**Written exercise**: Make an exact copy of each entry, leaving out every picture.

------ Stored records

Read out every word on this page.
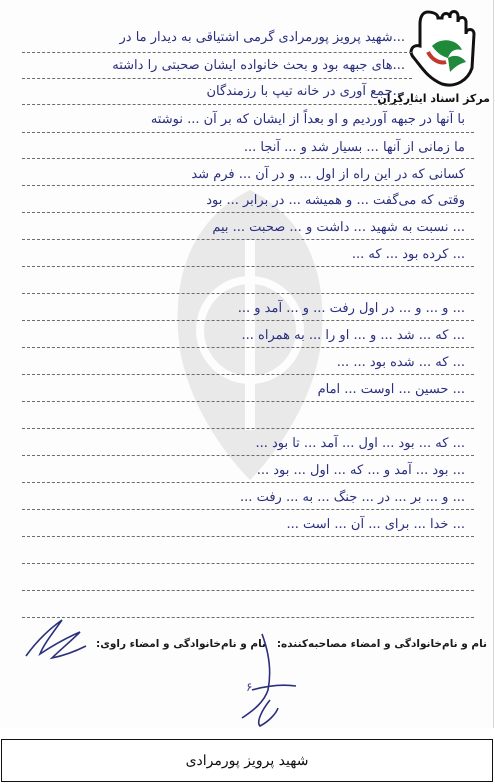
مرکز اسناد ایثارگران
...شهید پرویز پورمرادی گرمی اشتیاقی به دیدار ما در
...های جبهه بود و بحث خانواده ایشان صحبتی را داشته
...جمع آوری در خانه تیپ با رزمندگان
با آنها در جبهه آوردیم و او بعداً از ایشان که بر آن ... نوشته
ما زمانی از آنها ... بسیار شد و ... آنجا ...
کسانی که در این راه از اول ... و در آن ... فرم شد
وقتی که می‌گفت ... و همیشه ... در برابر ... بود
... نسبت به شهید ... داشت و ... صحبت ... بیم
... کرده بود ... که ...
... و ... و ... در اول رفت ... و ... آمد و ...
... که ... شد ... و ... او را ... به همراه ...
... که ... شده بود ... ...
... حسین ... اوست ... امام
... که ... بود ... اول ... آمد ... تا بود ...
... بود ... آمد و ... که ... اول ... بود ...
... و ... بر ... در ... جنگ ... به ... رفت ...
... خدا ... برای ... آن ... است ...
نام و نام‌خانوادگی و امضاء مصاحبه‌کننده:
نام و نام‌خانوادگی و امضاء راوی:
۶
شهید پرویز پورمرادی
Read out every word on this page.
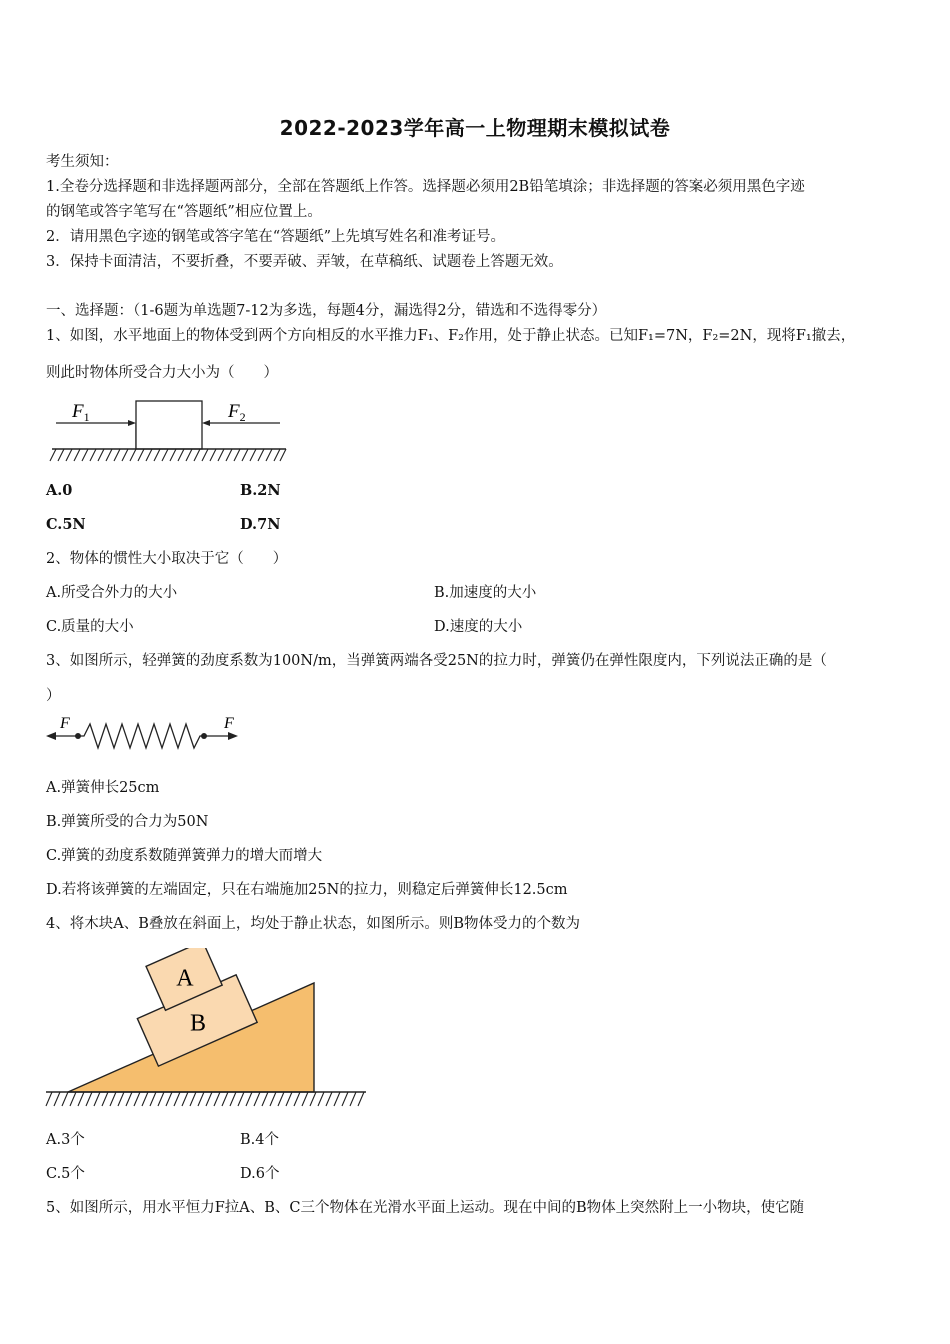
2022-2023学年高一上物理期末模拟试卷
考生须知：
1.全卷分选择题和非选择题两部分，全部在答题纸上作答。选择题必须用2B铅笔填涂；非选择题的答案必须用黑色字迹
的钢笔或答字笔写在“答题纸”相应位置上。
2．请用黑色字迹的钢笔或答字笔在“答题纸”上先填写姓名和准考证号。
3．保持卡面清洁，不要折叠，不要弄破、弄皱，在草稿纸、试题卷上答题无效。
一、选择题：（1-6题为单选题7-12为多选，每题4分，漏选得2分，错选和不选得零分）
1、如图，水平地面上的物体受到两个方向相反的水平推力F₁、F₂作用，处于静止状态。已知F₁=7N，F₂=2N，现将F₁撤去，
则此时物体所受合力大小为（　　）
$F_1$	$F_2$
A.0	B.2N
C.5N	D.7N
2、物体的惯性大小取决于它（　　）
A.所受合外力的大小	B.加速度的大小
C.质量的大小	D.速度的大小
3、如图所示，轻弹簧的劲度系数为100N/m，当弹簧两端各受25N的拉力时，弹簧仍在弹性限度内，下列说法正确的是（
）
F	F
A.弹簧伸长25cm
B.弹簧所受的合力为50N
C.弹簧的劲度系数随弹簧弹力的增大而增大
D.若将该弹簧的左端固定，只在右端施加25N的拉力，则稳定后弹簧伸长12.5cm
4、将木块A、B叠放在斜面上，均处于静止状态，如图所示。则B物体受力的个数为
B
A
A.3个	B.4个
C.5个	D.6个
5、如图所示，用水平恒力F拉A、B、C三个物体在光滑水平面上运动。现在中间的B物体上突然附上一小物块，使它随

------------

**Full solution**:
Read out every word on this page.
مرکز اسناد ایثارگران
...شهید پرویز پورمرادی گرمی اشتیاقی به دیدار ما در
...های جبهه بود و بحث خانواده ایشان صحبتی را داشته
...جمع آوری در خانه تیپ با رزمندگان
با آنها در جبهه آوردیم و او بعداً از ایشان که بر آن ... نوشته
ما زمانی از آنها ... بسیار شد و ... آنجا ...
کسانی که در این راه از اول ... و در آن ... فرم شد
وقتی که می‌گفت ... و همیشه ... در برابر ... بود
... نسبت به شهید ... داشت و ... صحبت ... بیم
... کرده بود ... که ...
... و ... و ... در اول رفت ... و ... آمد و ...
... که ... شد ... و ... او را ... به همراه ...
... که ... شده بود ... ...
... حسین ... اوست ... امام
... که ... بود ... اول ... آمد ... تا بود ...
... بود ... آمد و ... که ... اول ... بود ...
... و ... بر ... در ... جنگ ... به ... رفت ...
... خدا ... برای ... آن ... است ...
نام و نام‌خانوادگی و امضاء مصاحبه‌کننده:
نام و نام‌خانوادگی و امضاء راوی:
۶
شهید پرویز پورمرادی
Read out every word on this page.
2022-2023学年高一上物理期末模拟试卷
考生须知：
1.全卷分选择题和非选择题两部分，全部在答题纸上作答。选择题必须用2B铅笔填涂；非选择题的答案必须用黑色字迹
的钢笔或答字笔写在“答题纸”相应位置上。
2．请用黑色字迹的钢笔或答字笔在“答题纸”上先填写姓名和准考证号。
3．保持卡面清洁，不要折叠，不要弄破、弄皱，在草稿纸、试题卷上答题无效。
一、选择题：（1-6题为单选题7-12为多选，每题4分，漏选得2分，错选和不选得零分）
1、如图，水平地面上的物体受到两个方向相反的水平推力F₁、F₂作用，处于静止状态。已知F₁=7N，F₂=2N，现将F₁撤去，
则此时物体所受合力大小为（　　）
$F_1$	$F_2$
A.0	B.2N
C.5N	D.7N
2、物体的惯性大小取决于它（　　）
A.所受合外力的大小	B.加速度的大小
C.质量的大小	D.速度的大小
3、如图所示，轻弹簧的劲度系数为100N/m，当弹簧两端各受25N的拉力时，弹簧仍在弹性限度内，下列说法正确的是（
）
F	F
A.弹簧伸长25cm
B.弹簧所受的合力为50N
C.弹簧的劲度系数随弹簧弹力的增大而增大
D.若将该弹簧的左端固定，只在右端施加25N的拉力，则稳定后弹簧伸长12.5cm
4、将木块A、B叠放在斜面上，均处于静止状态，如图所示。则B物体受力的个数为
B
A
A.3个	B.4个
C.5个	D.6个
5、如图所示，用水平恒力F拉A、B、C三个物体在光滑水平面上运动。现在中间的B物体上突然附上一小物块，使它随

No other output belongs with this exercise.